## EXERCISE
Count only the lines of the records that hold "操作规程", then give the number without any other words.

::::

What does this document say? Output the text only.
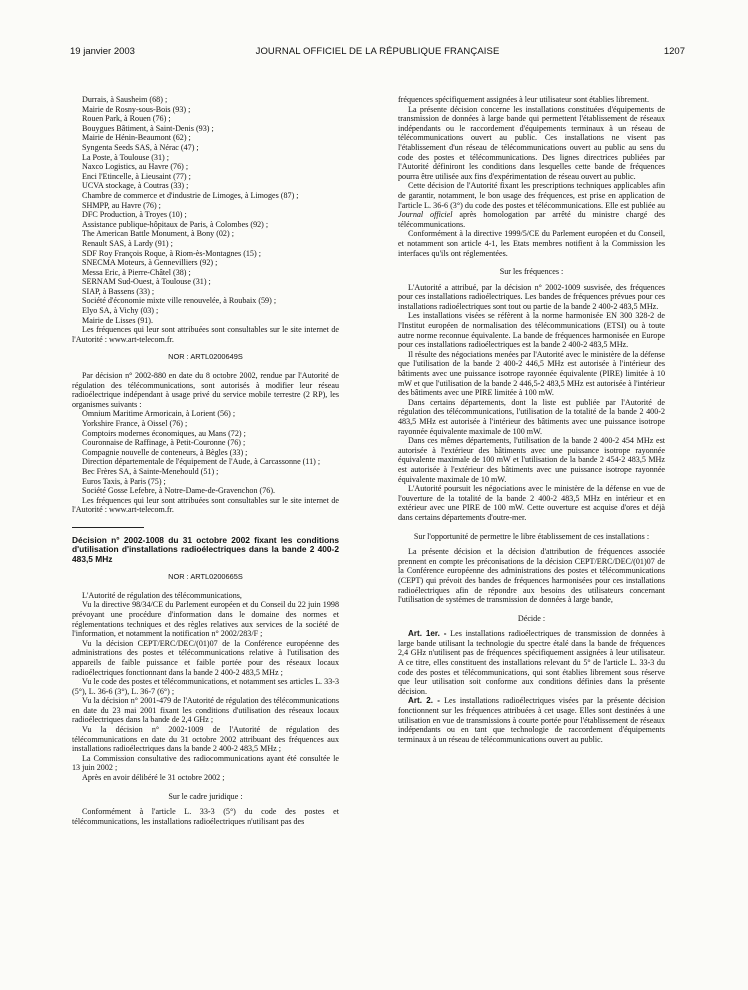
19 janvier 2003	JOURNAL OFFICIEL DE LA RÉPUBLIQUE FRANÇAISE	1207

Durrais, à Sausheim (68) ;

Mairie de Rosny-sous-Bois (93) ;

Rouen Park, à Rouen (76) ;

Bouygues Bâtiment, à Saint-Denis (93) ;

Mairie de Hénin-Beaumont (62) ;

Syngenta Seeds SAS, à Nérac (47) ;

La Poste, à Toulouse (31) ;

Naxco Logistics, au Havre (76) ;

Enci l'Etincelle, à Lieusaint (77) ;

UCVA stockage, à Coutras (33) ;

Chambre de commerce et d'industrie de Limoges, à Limoges (87) ;

SHMPP, au Havre (76) ;

DFC Production, à Troyes (10) ;

Assistance publique-hôpitaux de Paris, à Colombes (92) ;

The American Battle Monument, à Bony (02) ;

Renault SAS, à Lardy (91) ;

SDF Roy François Roque, à Riom-ès-Montagnes (15) ;

SNECMA Moteurs, à Gennevilliers (92) ;

Messa Eric, à Pierre-Châtel (38) ;

SERNAM Sud-Ouest, à Toulouse (31) ;

SIAP, à Bassens (33) ;

Société d'économie mixte ville renouvelée, à Roubaix (59) ;

Elyo SA, à Vichy (03) ;

Mairie de Lisses (91).

Les fréquences qui leur sont attribuées sont consultables sur le site internet de l'Autorité : www.art-telecom.fr.

NOR : ARTL0200649S

Par décision n° 2002-880 en date du 8 octobre 2002, rendue par l'Autorité de régulation des télécommunications, sont autorisés à modifier leur réseau radioélectrique indépendant à usage privé du service mobile terrestre (2 RP), les organismes suivants :

Omnium Maritime Armoricain, à Lorient (56) ;

Yorkshire France, à Oissel (76) ;

Comptoirs modernes économiques, au Mans (72) ;

Couronnaise de Raffinage, à Petit-Couronne (76) ;

Compagnie nouvelle de conteneurs, à Bègles (33) ;

Direction départementale de l'équipement de l'Aude, à Carcassonne (11) ;

Bec Frères SA, à Sainte-Menehould (51) ;

Euros Taxis, à Paris (75) ;

Société Gosse Lefebre, à Notre-Dame-de-Gravenchon (76).

Les fréquences qui leur sont attribuées sont consultables sur le site internet de l'Autorité : www.art-telecom.fr.

Décision n° 2002-1008 du 31 octobre 2002 fixant les conditions d'utilisation d'installations radioélectriques dans la bande 2 400-2 483,5 MHz

NOR : ARTL0200665S

L'Autorité de régulation des télécommunications,

Vu la directive 98/34/CE du Parlement européen et du Conseil du 22 juin 1998 prévoyant une procédure d'information dans le domaine des normes et réglementations techniques et des règles relatives aux services de la société de l'information, et notamment la notification n° 2002/283/F ;

Vu la décision CEPT/ERC/DEC/(01)07 de la Conférence européenne des administrations des postes et télécommunications relative à l'utilisation des appareils de faible puissance et faible portée pour des réseaux locaux radioélectriques fonctionnant dans la bande 2 400-2 483,5 MHz ;

Vu le code des postes et télécommunications, et notamment ses articles L. 33-3 (5°), L. 36-6 (3°), L. 36-7 (6°) ;

Vu la décision n° 2001-479 de l'Autorité de régulation des télécommunications en date du 23 mai 2001 fixant les conditions d'utilisation des réseaux locaux radioélectriques dans la bande de 2,4 GHz ;

Vu la décision n° 2002-1009 de l'Autorité de régulation des télécommunications en date du 31 octobre 2002 attribuant des fréquences aux installations radioélectriques dans la bande 2 400-2 483,5 MHz ;

La Commission consultative des radiocommunications ayant été consultée le 13 juin 2002 ;

Après en avoir délibéré le 31 octobre 2002 ;

Sur le cadre juridique :

Conformément à l'article L. 33-3 (5°) du code des postes et télécommunications, les installations radioélectriques n'utilisant pas des

fréquences spécifiquement assignées à leur utilisateur sont établies librement.

La présente décision concerne les installations constituées d'équipements de transmission de données à large bande qui permettent l'établissement de réseaux indépendants ou le raccordement d'équipements terminaux à un réseau de télécommunications ouvert au public. Ces installations ne visent pas l'établissement d'un réseau de télécommunications ouvert au public au sens du code des postes et télécommunications. Des lignes directrices publiées par l'Autorité définiront les conditions dans lesquelles cette bande de fréquences pourra être utilisée aux fins d'expérimentation de réseau ouvert au public.

Cette décision de l'Autorité fixant les prescriptions techniques applicables afin de garantir, notamment, le bon usage des fréquences, est prise en application de l'article L. 36-6 (3°) du code des postes et télécommunications. Elle est publiée au Journal officiel après homologation par arrêté du ministre chargé des télécommunications.

Conformément à la directive 1999/5/CE du Parlement européen et du Conseil, et notamment son article 4-1, les Etats membres notifient à la Commission les interfaces qu'ils ont réglementées.

Sur les fréquences :

L'Autorité a attribué, par la décision n° 2002-1009 susvisée, des fréquences pour ces installations radioélectriques. Les bandes de fréquences prévues pour ces installations radioélectriques sont tout ou partie de la bande 2 400-2 483,5 MHz.

Les installations visées se réfèrent à la norme harmonisée EN 300 328-2 de l'Institut européen de normalisation des télécommunications (ETSI) ou à toute autre norme reconnue équivalente. La bande de fréquences harmonisée en Europe pour ces installations radioélectriques est la bande 2 400-2 483,5 MHz.

Il résulte des négociations menées par l'Autorité avec le ministère de la défense que l'utilisation de la bande 2 400-2 446,5 MHz est autorisée à l'intérieur des bâtiments avec une puissance isotrope rayonnée équivalente (PIRE) limitée à 10 mW et que l'utilisation de la bande 2 446,5-2 483,5 MHz est autorisée à l'intérieur des bâtiments avec une PIRE limitée à 100 mW.

Dans certains départements, dont la liste est publiée par l'Autorité de régulation des télécommunications, l'utilisation de la totalité de la bande 2 400-2 483,5 MHz est autorisée à l'intérieur des bâtiments avec une puissance isotrope rayonnée équivalente maximale de 100 mW.

Dans ces mêmes départements, l'utilisation de la bande 2 400-2 454 MHz est autorisée à l'extérieur des bâtiments avec une puissance isotrope rayonnée équivalente maximale de 100 mW et l'utilisation de la bande 2 454-2 483,5 MHz est autorisée à l'extérieur des bâtiments avec une puissance isotrope rayonnée équivalente maximale de 10 mW.

L'Autorité poursuit les négociations avec le ministère de la défense en vue de l'ouverture de la totalité de la bande 2 400-2 483,5 MHz en intérieur et en extérieur avec une PIRE de 100 mW. Cette ouverture est acquise d'ores et déjà dans certains départements d'outre-mer.

Sur l'opportunité de permettre le libre établissement de ces installations :

La présente décision et la décision d'attribution de fréquences associée prennent en compte les préconisations de la décision CEPT/ERC/DEC/(01)07 de la Conférence européenne des administrations des postes et télécommunications (CEPT) qui prévoit des bandes de fréquences harmonisées pour ces installations radioélectriques afin de répondre aux besoins des utilisateurs concernant l'utilisation de systèmes de transmission de données à large bande,

Décide :

Art. 1er. - Les installations radioélectriques de transmission de données à large bande utilisant la technologie du spectre étalé dans la bande de fréquences 2,4 GHz n'utilisent pas de fréquences spécifiquement assignées à leur utilisateur. A ce titre, elles constituent des installations relevant du 5° de l'article L. 33-3 du code des postes et télécommunications, qui sont établies librement sous réserve que leur utilisation soit conforme aux conditions définies dans la présente décision.

Art. 2. - Les installations radioélectriques visées par la présente décision fonctionnent sur les fréquences attribuées à cet usage. Elles sont destinées à une utilisation en vue de transmissions à courte portée pour l'établissement de réseaux indépendants ou en tant que technologie de raccordement d'équipements terminaux à un réseau de télécommunications ouvert au public.
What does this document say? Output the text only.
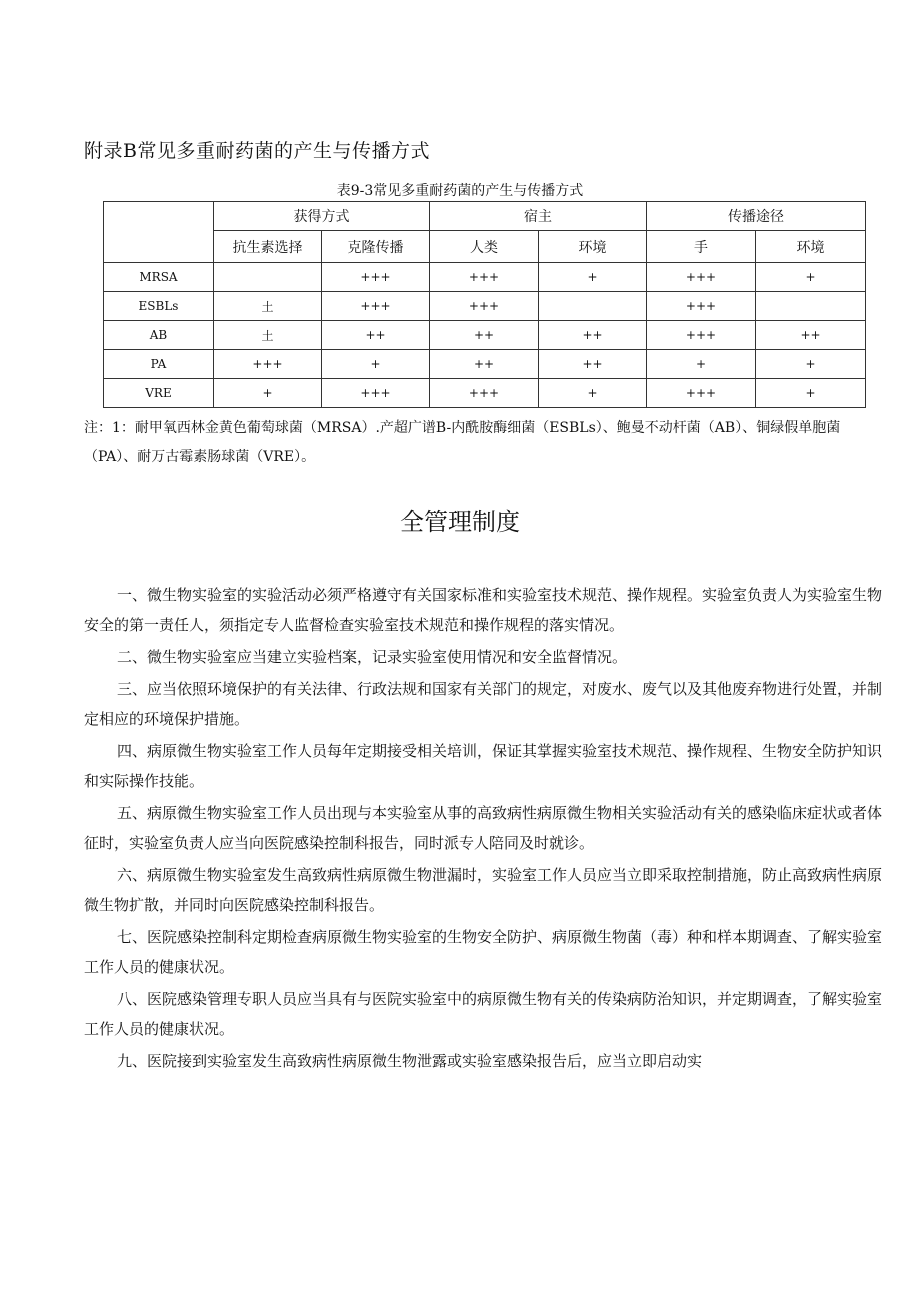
附录B常见多重耐药菌的产生与传播方式
表9-3常见多重耐药菌的产生与传播方式
	获得方式		宿主		传播途径	
	抗生素选择	克隆传播	人类	环境	手	环境
MRSA		+++	+++	+	+++	+
ESBLs	土	+++	+++		+++	
AB	土	++	++	++	+++	++
PA	+++	+	++	++	+	+
VRE	+	+++	+++	+	+++	+
注：1：耐甲氧西林金黄色葡萄球菌（MRSA）.产超广谱B-内酰胺酶细菌（ESBLs）、鲍曼不动杆菌（AB）、铜绿假单胞菌（PA）、耐万古霉素肠球菌（VRE）。
全管理制度

一、微生物实验室的实验活动必须严格遵守有关国家标准和实验室技术规范、操作规程。实验室负责人为实验室生物安全的第一责任人，须指定专人监督检查实验室技术规范和操作规程的落实情况。

二、微生物实验室应当建立实验档案，记录实验室使用情况和安全监督情况。

三、应当依照环境保护的有关法律、行政法规和国家有关部门的规定，对废水、废气以及其他废弃物进行处置，并制定相应的环境保护措施。

四、病原微生物实验室工作人员每年定期接受相关培训，保证其掌握实验室技术规范、操作规程、生物安全防护知识和实际操作技能。

五、病原微生物实验室工作人员出现与本实验室从事的高致病性病原微生物相关实验活动有关的感染临床症状或者体征时，实验室负责人应当向医院感染控制科报告，同时派专人陪同及时就诊。

六、病原微生物实验室发生高致病性病原微生物泄漏时，实验室工作人员应当立即采取控制措施，防止高致病性病原微生物扩散，并同时向医院感染控制科报告。

七、医院感染控制科定期检查病原微生物实验室的生物安全防护、病原微生物菌（毒）种和样本期调查、了解实验室工作人员的健康状况。

八、医院感染管理专职人员应当具有与医院实验室中的病原微生物有关的传染病防治知识，并定期调查，了解实验室工作人员的健康状况。

九、医院接到实验室发生高致病性病原微生物泄露或实验室感染报告后，应当立即启动实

::::

## ANSWER FOR THE TASK
2